Data extracted from a collection:
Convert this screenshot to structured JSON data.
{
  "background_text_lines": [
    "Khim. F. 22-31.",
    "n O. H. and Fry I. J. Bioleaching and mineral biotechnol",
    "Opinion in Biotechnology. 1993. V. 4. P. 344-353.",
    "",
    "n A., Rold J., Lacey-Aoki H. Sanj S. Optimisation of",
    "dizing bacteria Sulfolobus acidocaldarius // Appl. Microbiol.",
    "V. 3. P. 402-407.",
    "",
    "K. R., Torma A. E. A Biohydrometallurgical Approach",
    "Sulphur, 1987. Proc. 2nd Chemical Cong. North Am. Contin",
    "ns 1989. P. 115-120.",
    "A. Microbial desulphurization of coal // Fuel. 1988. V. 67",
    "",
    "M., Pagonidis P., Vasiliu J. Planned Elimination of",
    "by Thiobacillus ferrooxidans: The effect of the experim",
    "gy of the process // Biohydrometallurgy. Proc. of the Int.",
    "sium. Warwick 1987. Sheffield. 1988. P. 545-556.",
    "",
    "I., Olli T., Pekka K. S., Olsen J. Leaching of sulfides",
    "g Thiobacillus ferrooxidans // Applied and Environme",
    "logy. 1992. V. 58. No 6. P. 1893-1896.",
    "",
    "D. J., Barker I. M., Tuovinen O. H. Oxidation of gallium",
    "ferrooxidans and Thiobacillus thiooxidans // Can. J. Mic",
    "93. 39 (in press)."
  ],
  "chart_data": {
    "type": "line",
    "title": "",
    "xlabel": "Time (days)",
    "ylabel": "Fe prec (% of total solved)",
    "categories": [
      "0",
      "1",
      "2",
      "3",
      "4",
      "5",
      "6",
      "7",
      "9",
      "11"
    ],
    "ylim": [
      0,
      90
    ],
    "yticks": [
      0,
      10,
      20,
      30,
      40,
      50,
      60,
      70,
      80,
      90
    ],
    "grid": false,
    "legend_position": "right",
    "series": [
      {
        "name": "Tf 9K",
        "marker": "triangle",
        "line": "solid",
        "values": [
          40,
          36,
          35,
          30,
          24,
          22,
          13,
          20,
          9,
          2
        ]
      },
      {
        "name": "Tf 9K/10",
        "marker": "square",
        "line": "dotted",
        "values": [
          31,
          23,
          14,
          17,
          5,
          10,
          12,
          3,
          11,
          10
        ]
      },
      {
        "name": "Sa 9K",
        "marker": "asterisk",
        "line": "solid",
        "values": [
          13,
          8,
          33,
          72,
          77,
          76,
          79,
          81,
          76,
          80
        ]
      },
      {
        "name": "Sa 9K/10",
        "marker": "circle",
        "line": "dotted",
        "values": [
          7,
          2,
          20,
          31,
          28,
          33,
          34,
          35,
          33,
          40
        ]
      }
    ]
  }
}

INSTRUCTIONS FOR THE TASK
From the first line to the last, return the data above exactly.

EXERCISE RESPONSE
Convert this screenshot to structured JSON data.
{
  "background_text_lines": [
    "Khim. F. 22-31.",
    "n O. H. and Fry I. J. Bioleaching and mineral biotechnol",
    "Opinion in Biotechnology. 1993. V. 4. P. 344-353.",
    "",
    "n A., Rold J., Lacey-Aoki H. Sanj S. Optimisation of",
    "dizing bacteria Sulfolobus acidocaldarius // Appl. Microbiol.",
    "V. 3. P. 402-407.",
    "",
    "K. R., Torma A. E. A Biohydrometallurgical Approach",
    "Sulphur, 1987. Proc. 2nd Chemical Cong. North Am. Contin",
    "ns 1989. P. 115-120.",
    "A. Microbial desulphurization of coal // Fuel. 1988. V. 67",
    "",
    "M., Pagonidis P., Vasiliu J. Planned Elimination of",
    "by Thiobacillus ferrooxidans: The effect of the experim",
    "gy of the process // Biohydrometallurgy. Proc. of the Int.",
    "sium. Warwick 1987. Sheffield. 1988. P. 545-556.",
    "",
    "I., Olli T., Pekka K. S., Olsen J. Leaching of sulfides",
    "g Thiobacillus ferrooxidans // Applied and Environme",
    "logy. 1992. V. 58. No 6. P. 1893-1896.",
    "",
    "D. J., Barker I. M., Tuovinen O. H. Oxidation of gallium",
    "ferrooxidans and Thiobacillus thiooxidans // Can. J. Mic",
    "93. 39 (in press)."
  ],
  "chart_data": {
    "type": "line",
    "title": "",
    "xlabel": "Time (days)",
    "ylabel": "Fe prec (% of total solved)",
    "categories": [
      "0",
      "1",
      "2",
      "3",
      "4",
      "5",
      "6",
      "7",
      "9",
      "11"
    ],
    "ylim": [
      0,
      90
    ],
    "yticks": [
      0,
      10,
      20,
      30,
      40,
      50,
      60,
      70,
      80,
      90
    ],
    "grid": false,
    "legend_position": "right",
    "series": [
      {
        "name": "Tf 9K",
        "marker": "triangle",
        "line": "solid",
        "values": [
          40,
          36,
          35,
          30,
          24,
          22,
          13,
          20,
          9,
          2
        ]
      },
      {
        "name": "Tf 9K/10",
        "marker": "square",
        "line": "dotted",
        "values": [
          31,
          23,
          14,
          17,
          5,
          10,
          12,
          3,
          11,
          10
        ]
      },
      {
        "name": "Sa 9K",
        "marker": "asterisk",
        "line": "solid",
        "values": [
          13,
          8,
          33,
          72,
          77,
          76,
          79,
          81,
          76,
          80
        ]
      },
      {
        "name": "Sa 9K/10",
        "marker": "circle",
        "line": "dotted",
        "values": [
          7,
          2,
          20,
          31,
          28,
          33,
          34,
          35,
          33,
          40
        ]
      }
    ]
  }
}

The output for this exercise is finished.